***** Task input
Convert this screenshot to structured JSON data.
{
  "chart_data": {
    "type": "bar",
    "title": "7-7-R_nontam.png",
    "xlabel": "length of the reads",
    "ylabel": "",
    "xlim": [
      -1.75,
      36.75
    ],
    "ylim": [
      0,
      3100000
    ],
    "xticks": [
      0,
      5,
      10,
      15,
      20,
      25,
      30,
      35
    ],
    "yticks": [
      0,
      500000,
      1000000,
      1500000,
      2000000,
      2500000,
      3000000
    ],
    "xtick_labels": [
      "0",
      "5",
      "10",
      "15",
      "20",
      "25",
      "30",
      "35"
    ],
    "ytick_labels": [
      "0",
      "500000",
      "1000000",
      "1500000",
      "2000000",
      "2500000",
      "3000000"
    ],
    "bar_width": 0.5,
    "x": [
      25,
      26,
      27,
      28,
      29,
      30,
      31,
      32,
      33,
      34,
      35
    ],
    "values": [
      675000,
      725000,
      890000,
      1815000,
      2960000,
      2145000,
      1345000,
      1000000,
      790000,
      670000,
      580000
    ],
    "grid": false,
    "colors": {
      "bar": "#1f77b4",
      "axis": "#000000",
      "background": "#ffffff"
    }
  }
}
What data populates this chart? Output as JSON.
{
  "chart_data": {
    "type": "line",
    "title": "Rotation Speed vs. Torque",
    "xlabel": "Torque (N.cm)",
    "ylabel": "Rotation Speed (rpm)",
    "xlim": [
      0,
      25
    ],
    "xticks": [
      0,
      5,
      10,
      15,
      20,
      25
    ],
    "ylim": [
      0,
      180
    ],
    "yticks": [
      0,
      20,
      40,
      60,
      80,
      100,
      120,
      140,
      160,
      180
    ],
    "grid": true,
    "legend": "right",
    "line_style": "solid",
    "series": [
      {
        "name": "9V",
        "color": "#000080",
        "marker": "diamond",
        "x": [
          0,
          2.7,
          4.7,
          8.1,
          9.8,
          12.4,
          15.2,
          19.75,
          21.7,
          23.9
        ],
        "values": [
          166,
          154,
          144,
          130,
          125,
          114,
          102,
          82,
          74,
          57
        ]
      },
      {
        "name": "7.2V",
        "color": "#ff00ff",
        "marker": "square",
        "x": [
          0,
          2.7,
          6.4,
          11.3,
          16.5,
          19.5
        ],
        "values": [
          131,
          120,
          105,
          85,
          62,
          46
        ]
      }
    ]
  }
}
**********
What to produce: Output each record exactly, leaving nothing out.

Solution to this problem:
Convert this screenshot to structured JSON data.
{
  "chart_data": {
    "type": "bar",
    "title": "7-7-R_nontam.png",
    "xlabel": "length of the reads",
    "ylabel": "",
    "xlim": [
      -1.75,
      36.75
    ],
    "ylim": [
      0,
      3100000
    ],
    "xticks": [
      0,
      5,
      10,
      15,
      20,
      25,
      30,
      35
    ],
    "yticks": [
      0,
      500000,
      1000000,
      1500000,
      2000000,
      2500000,
      3000000
    ],
    "xtick_labels": [
      "0",
      "5",
      "10",
      "15",
      "20",
      "25",
      "30",
      "35"
    ],
    "ytick_labels": [
      "0",
      "500000",
      "1000000",
      "1500000",
      "2000000",
      "2500000",
      "3000000"
    ],
    "bar_width": 0.5,
    "x": [
      25,
      26,
      27,
      28,
      29,
      30,
      31,
      32,
      33,
      34,
      35
    ],
    "values": [
      675000,
      725000,
      890000,
      1815000,
      2960000,
      2145000,
      1345000,
      1000000,
      790000,
      670000,
      580000
    ],
    "grid": false,
    "colors": {
      "bar": "#1f77b4",
      "axis": "#000000",
      "background": "#ffffff"
    }
  }
}
What data populates this chart? Output as JSON.
{
  "chart_data": {
    "type": "line",
    "title": "Rotation Speed vs. Torque",
    "xlabel": "Torque (N.cm)",
    "ylabel": "Rotation Speed (rpm)",
    "xlim": [
      0,
      25
    ],
    "xticks": [
      0,
      5,
      10,
      15,
      20,
      25
    ],
    "ylim": [
      0,
      180
    ],
    "yticks": [
      0,
      20,
      40,
      60,
      80,
      100,
      120,
      140,
      160,
      180
    ],
    "grid": true,
    "legend": "right",
    "line_style": "solid",
    "series": [
      {
        "name": "9V",
        "color": "#000080",
        "marker": "diamond",
        "x": [
          0,
          2.7,
          4.7,
          8.1,
          9.8,
          12.4,
          15.2,
          19.75,
          21.7,
          23.9
        ],
        "values": [
          166,
          154,
          144,
          130,
          125,
          114,
          102,
          82,
          74,
          57
        ]
      },
      {
        "name": "7.2V",
        "color": "#ff00ff",
        "marker": "square",
        "x": [
          0,
          2.7,
          6.4,
          11.3,
          16.5,
          19.5
        ],
        "values": [
          131,
          120,
          105,
          85,
          62,
          46
        ]
      }
    ]
  }
}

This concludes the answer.